• Supplied data:
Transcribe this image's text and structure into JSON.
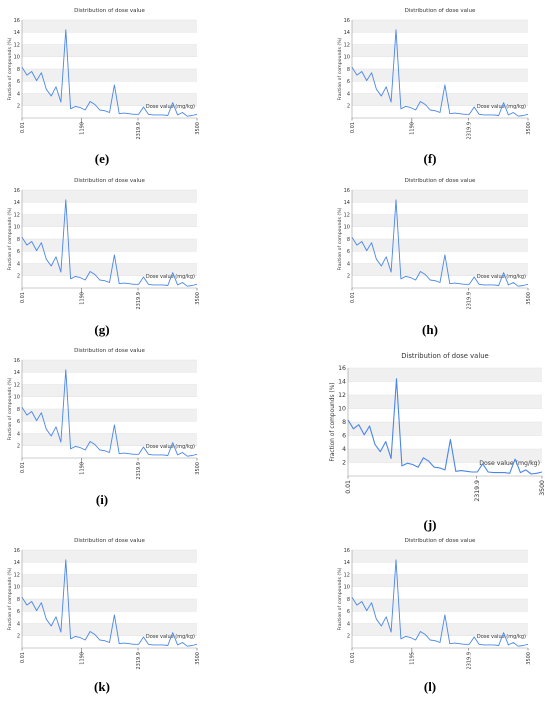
{
  "chart_data": [
    {
      "panel": "(e)",
      "type": "line",
      "title": "Distribution of dose value",
      "ylabel": "Fraction of compounds (%)",
      "xlabel": "Dose value (mg/kg)",
      "x_tick_labels": [
        "0.01",
        "1190",
        "2319.9",
        "3500"
      ],
      "x_range": [
        0.01,
        3500
      ],
      "ylim": [
        0,
        16
      ],
      "y_ticks": [
        2,
        4,
        6,
        8,
        10,
        12,
        14,
        16
      ],
      "grid": "horizontal bands"
    },
    {
      "panel": "(f)",
      "type": "line",
      "title": "Distribution of dose value",
      "ylabel": "Fraction of compounds (%)",
      "xlabel": "Dose value (mg/kg)",
      "x_tick_labels": [
        "0.01",
        "1190",
        "2319.9",
        "3500"
      ],
      "x_range": [
        0.01,
        3500
      ],
      "ylim": [
        0,
        16
      ],
      "y_ticks": [
        2,
        4,
        6,
        8,
        10,
        12,
        14,
        16
      ],
      "grid": "horizontal bands"
    },
    {
      "panel": "(g)",
      "type": "line",
      "title": "Distribution of dose value",
      "ylabel": "Fraction of compounds (%)",
      "xlabel": "Dose value (mg/kg)",
      "x_tick_labels": [
        "0.01",
        "1190",
        "2319.9",
        "3500"
      ],
      "x_range": [
        0.01,
        3500
      ],
      "ylim": [
        0,
        16
      ],
      "y_ticks": [
        2,
        4,
        6,
        8,
        10,
        12,
        14,
        16
      ],
      "grid": "horizontal bands"
    },
    {
      "panel": "(h)",
      "type": "line",
      "title": "Distribution of dose value",
      "ylabel": "Fraction of compounds (%)",
      "xlabel": "Dose value (mg/kg)",
      "x_tick_labels": [
        "0.01",
        "2319.9",
        "3500"
      ],
      "x_range": [
        0.01,
        3500
      ],
      "ylim": [
        0,
        16
      ],
      "y_ticks": [
        2,
        4,
        6,
        8,
        10,
        12,
        14,
        16
      ],
      "grid": "horizontal bands"
    },
    {
      "panel": "(i)",
      "type": "line",
      "title": "Distribution of dose value",
      "ylabel": "Fraction of compounds (%)",
      "xlabel": "Dose value (mg/kg)",
      "x_tick_labels": [
        "0.01",
        "1190",
        "2319.9",
        "3500"
      ],
      "x_range": [
        0.01,
        3500
      ],
      "ylim": [
        0,
        16
      ],
      "y_ticks": [
        2,
        4,
        6,
        8,
        10,
        12,
        14,
        16
      ],
      "grid": "horizontal bands"
    },
    {
      "panel": "(j)",
      "type": "line",
      "title": "Distribution of dose value",
      "ylabel": "Fraction of compounds (%)",
      "xlabel": "Dose value (mg/kg)",
      "x_tick_labels": [
        "0.01",
        "2319.9",
        "3500"
      ],
      "x_range": [
        0.01,
        3500
      ],
      "ylim": [
        0,
        16
      ],
      "y_ticks": [
        2,
        4,
        6,
        8,
        10,
        12,
        14,
        16
      ],
      "grid": "horizontal bands"
    },
    {
      "panel": "(k)",
      "type": "line",
      "title": "Distribution of dose value",
      "ylabel": "Fraction of compounds (%)",
      "xlabel": "Dose value (mg/kg)",
      "x_tick_labels": [
        "0.01",
        "1190",
        "2319.9",
        "3500"
      ],
      "x_range": [
        0.01,
        3500
      ],
      "ylim": [
        0,
        16
      ],
      "y_ticks": [
        2,
        4,
        6,
        8,
        10,
        12,
        14,
        16
      ],
      "grid": "horizontal bands"
    },
    {
      "panel": "(l)",
      "type": "line",
      "title": "Distribution of dose value",
      "ylabel": "Fraction of compounds (%)",
      "xlabel": "Dose value (mg/kg)",
      "x_tick_labels": [
        "0.01",
        "1195",
        "2319.9",
        "3500"
      ],
      "x_range": [
        0.01,
        3500
      ],
      "ylim": [
        0,
        16
      ],
      "y_ticks": [
        2,
        4,
        6,
        8,
        10,
        12,
        14,
        16
      ],
      "grid": "horizontal bands"
    }
  ],
  "series_values": [
    8.3,
    7.0,
    7.6,
    6.1,
    7.4,
    4.7,
    3.6,
    5.1,
    2.6,
    14.4,
    1.5,
    1.9,
    1.7,
    1.3,
    2.7,
    2.2,
    1.3,
    1.2,
    0.9,
    5.4,
    0.7,
    0.8,
    0.7,
    0.6,
    0.6,
    1.8,
    0.6,
    0.5,
    0.5,
    0.5,
    0.4,
    2.5,
    0.5,
    0.9,
    0.3,
    0.4,
    0.6
  ],
  "line_color": "#4a86e8"
}
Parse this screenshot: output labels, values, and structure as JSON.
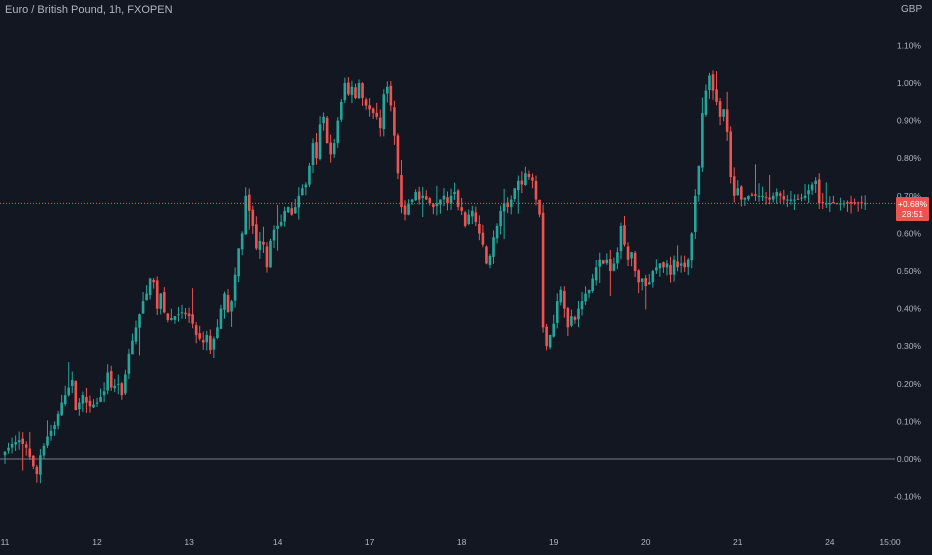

• Task statement:
From the entries above, extract each line containing "panel".

• Solution for this problem:
      "panel": "(e)",
      "panel": "(f)",
      "panel": "(g)",
      "panel": "(h)",
      "panel": "(i)",
      "panel": "(j)",
      "panel": "(k)",
      "panel": "(l)",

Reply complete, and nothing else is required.